---- DATA SUPPLIED
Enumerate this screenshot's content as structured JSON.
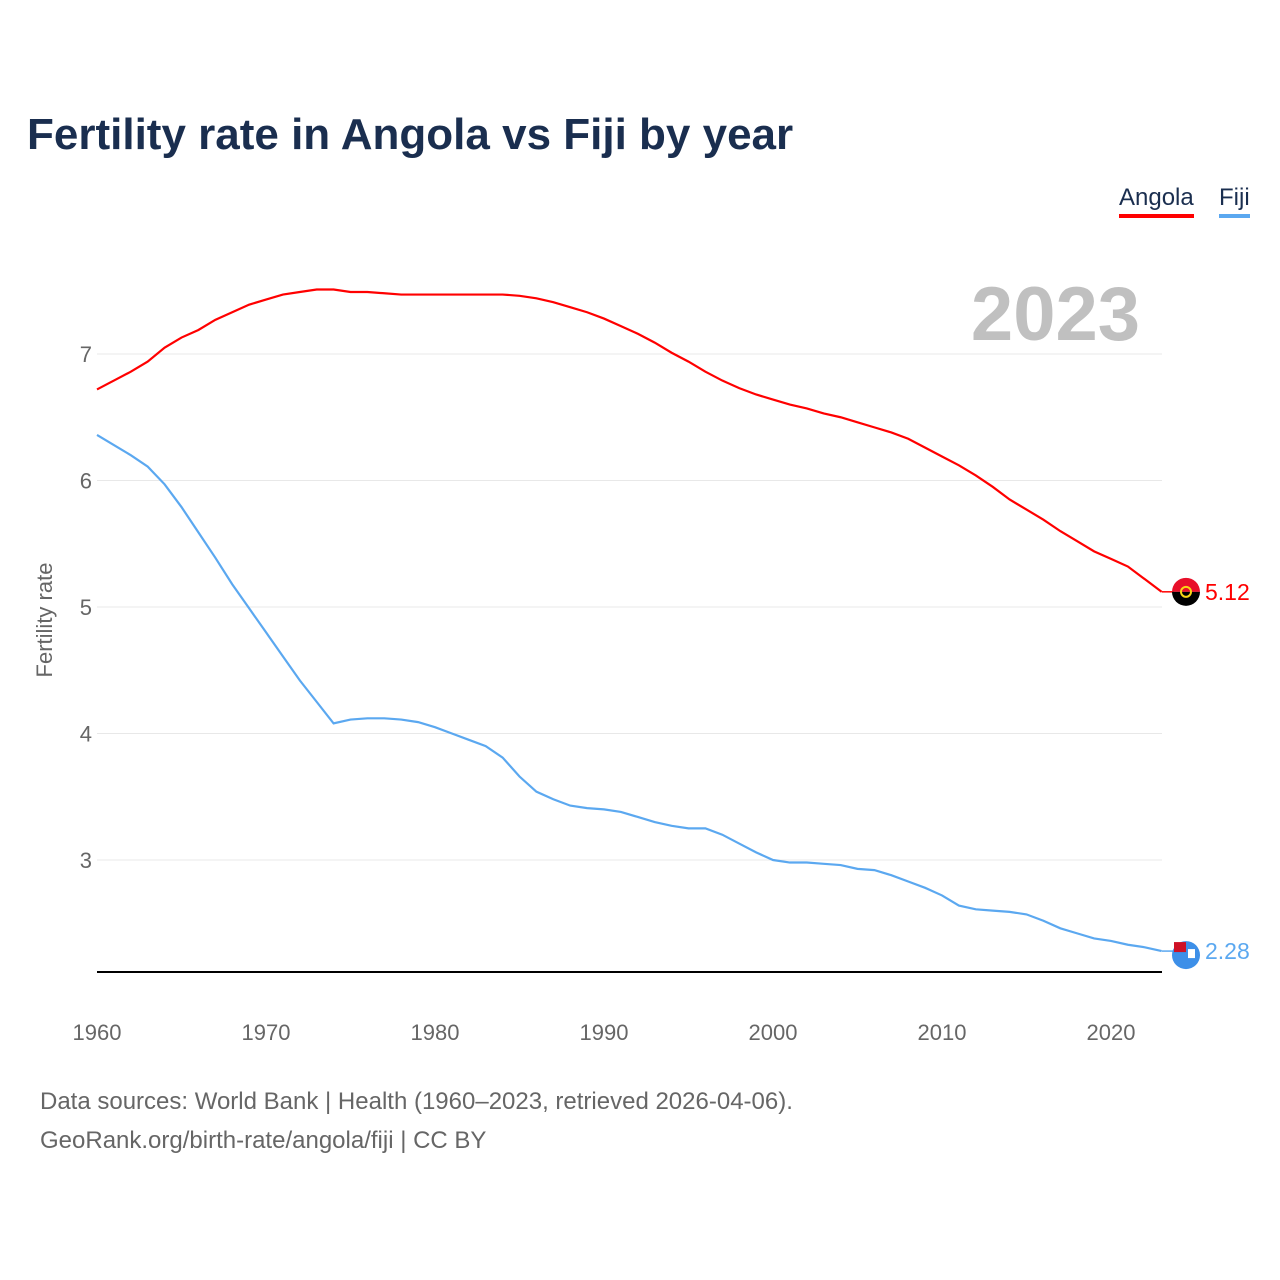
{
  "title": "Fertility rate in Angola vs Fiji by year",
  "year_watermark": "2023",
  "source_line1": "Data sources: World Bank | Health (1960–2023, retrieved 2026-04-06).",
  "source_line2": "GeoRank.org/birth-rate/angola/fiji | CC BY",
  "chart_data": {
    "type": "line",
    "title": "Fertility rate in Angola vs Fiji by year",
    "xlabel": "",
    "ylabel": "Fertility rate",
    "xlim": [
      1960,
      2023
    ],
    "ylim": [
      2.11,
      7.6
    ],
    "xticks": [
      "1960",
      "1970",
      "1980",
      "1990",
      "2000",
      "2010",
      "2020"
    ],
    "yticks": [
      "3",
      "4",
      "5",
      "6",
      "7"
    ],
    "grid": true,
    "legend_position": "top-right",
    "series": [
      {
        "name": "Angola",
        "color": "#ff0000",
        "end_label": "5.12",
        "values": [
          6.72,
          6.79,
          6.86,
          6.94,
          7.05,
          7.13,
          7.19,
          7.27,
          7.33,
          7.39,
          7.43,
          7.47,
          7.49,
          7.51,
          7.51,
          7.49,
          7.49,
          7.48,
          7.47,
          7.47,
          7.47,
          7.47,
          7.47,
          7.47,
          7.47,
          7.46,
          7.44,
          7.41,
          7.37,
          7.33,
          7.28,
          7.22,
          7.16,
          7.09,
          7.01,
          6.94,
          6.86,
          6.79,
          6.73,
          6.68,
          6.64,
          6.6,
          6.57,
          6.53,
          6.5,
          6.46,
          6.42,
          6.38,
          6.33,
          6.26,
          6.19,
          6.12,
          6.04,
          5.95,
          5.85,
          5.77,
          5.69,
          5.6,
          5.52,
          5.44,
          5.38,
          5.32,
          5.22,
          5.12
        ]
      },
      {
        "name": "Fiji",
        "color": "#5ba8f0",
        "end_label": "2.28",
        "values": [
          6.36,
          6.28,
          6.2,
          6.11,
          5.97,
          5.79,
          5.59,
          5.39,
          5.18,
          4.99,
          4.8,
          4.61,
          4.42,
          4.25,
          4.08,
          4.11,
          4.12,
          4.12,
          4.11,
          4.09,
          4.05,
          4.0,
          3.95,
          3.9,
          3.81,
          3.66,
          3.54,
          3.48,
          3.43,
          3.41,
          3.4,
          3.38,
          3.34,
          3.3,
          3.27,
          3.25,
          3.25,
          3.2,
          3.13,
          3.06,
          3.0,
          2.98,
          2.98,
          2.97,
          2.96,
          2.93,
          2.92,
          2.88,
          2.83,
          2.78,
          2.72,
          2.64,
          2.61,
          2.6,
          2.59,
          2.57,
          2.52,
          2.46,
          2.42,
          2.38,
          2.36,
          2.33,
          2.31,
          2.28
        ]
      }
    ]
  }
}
--------
---- DATA SUPPLIED
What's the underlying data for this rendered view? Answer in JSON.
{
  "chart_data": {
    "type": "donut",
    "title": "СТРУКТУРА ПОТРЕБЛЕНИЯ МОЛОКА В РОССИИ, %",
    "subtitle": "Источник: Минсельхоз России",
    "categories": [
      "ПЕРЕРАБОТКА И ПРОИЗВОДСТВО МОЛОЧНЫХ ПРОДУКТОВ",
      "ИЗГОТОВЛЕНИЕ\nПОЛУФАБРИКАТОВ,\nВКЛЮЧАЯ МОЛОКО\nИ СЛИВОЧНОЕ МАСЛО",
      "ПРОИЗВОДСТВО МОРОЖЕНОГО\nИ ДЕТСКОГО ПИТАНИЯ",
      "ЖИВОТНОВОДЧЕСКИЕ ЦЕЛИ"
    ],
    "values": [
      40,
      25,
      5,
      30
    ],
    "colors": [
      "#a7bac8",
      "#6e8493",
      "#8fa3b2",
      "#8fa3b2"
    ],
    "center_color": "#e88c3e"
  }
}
--------
▶ [EXERCISE DETAILS]:
Give every line of the material that includes the string "ПРОИЗВОДСТВО".

▶ [THE REPLY]:
      "ПЕРЕРАБОТКА И ПРОИЗВОДСТВО МОЛОЧНЫХ ПРОДУКТОВ",
      "ПРОИЗВОДСТВО МОРОЖЕНОГО\nИ ДЕТСКОГО ПИТАНИЯ",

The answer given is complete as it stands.